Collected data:
------------

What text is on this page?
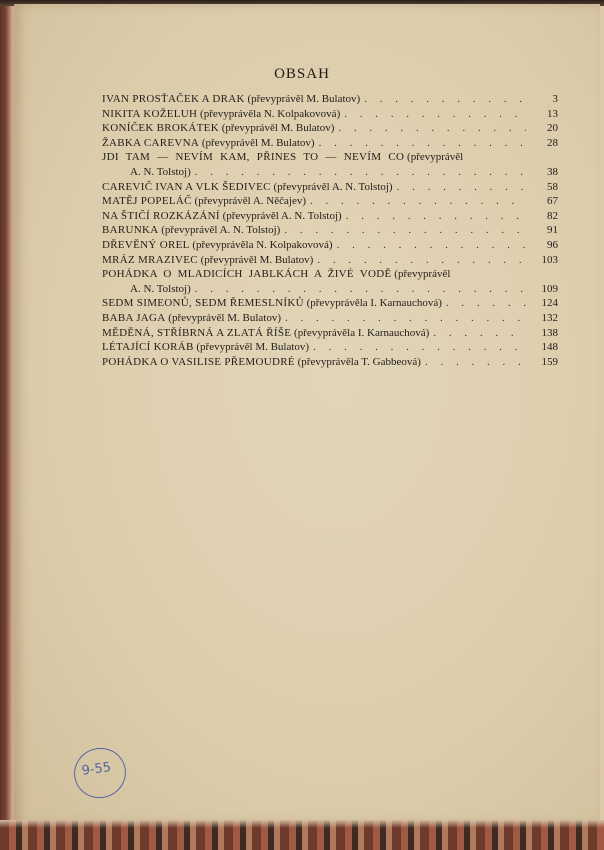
OBSAH
IVAN PROSŤAČEK A DRAK (převyprávěl M. Bulatov) . . .	3
NIKITA KOŽELUH (převyprávěla N. Kolpakovová) . . .	13
KONÍČEK BROKÁTEK (převyprávěl M. Bulatov) . . .	20
ŽABKA CAREVNA (převyprávěl M. Bulatov) . . .	28
JDI TAM — NEVÍM KAM, PŘINES TO — NEVÍM CO (převyprávěl
A. N. Tolstoj) . . .	38
CAREVIČ IVAN A VLK ŠEDIVEC (převyprávěl A. N. Tolstoj) . . .	58
MATĚJ POPELÁČ (převyprávěl A. Něčajev) . . .	67
NA ŠTIČÍ ROZKÁZÁNÍ (převyprávěl A. N. Tolstoj) . . .	82
BARUNKA (převyprávěl A. N. Tolstoj) . . .	91
DŘEVĚNÝ OREL (převyprávěla N. Kolpakovová) . . .	96
MRÁZ MRAZIVEC (převyprávěl M. Bulatov) . . .	103
POHÁDKA O MLADICÍCH JABLKÁCH A ŽIVÉ VODĚ (převyprávěl
A. N. Tolstoj) . . .	109
SEDM SIMEONŮ, SEDM ŘEMESLNÍKŮ (převyprávěla I. Karnauchová) . . .	124
BABA JAGA (převyprávěl M. Bulatov) . . .	132
MĚDĚNÁ, STŘÍBRNÁ A ZLATÁ ŘÍŠE (převyprávěla I. Karnauchová) . . .	138
LÉTAJÍCÍ KORÁB (převyprávěl M. Bulatov) . . .	148
POHÁDKA O VASILISE PŘEMOUDRÉ (převyprávěla T. Gabbeová) . . .	159
9-55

------------

What this task involves: The answer should be a single number: the count of lines in the data that include the string "Karnauchová".

Correct output: 2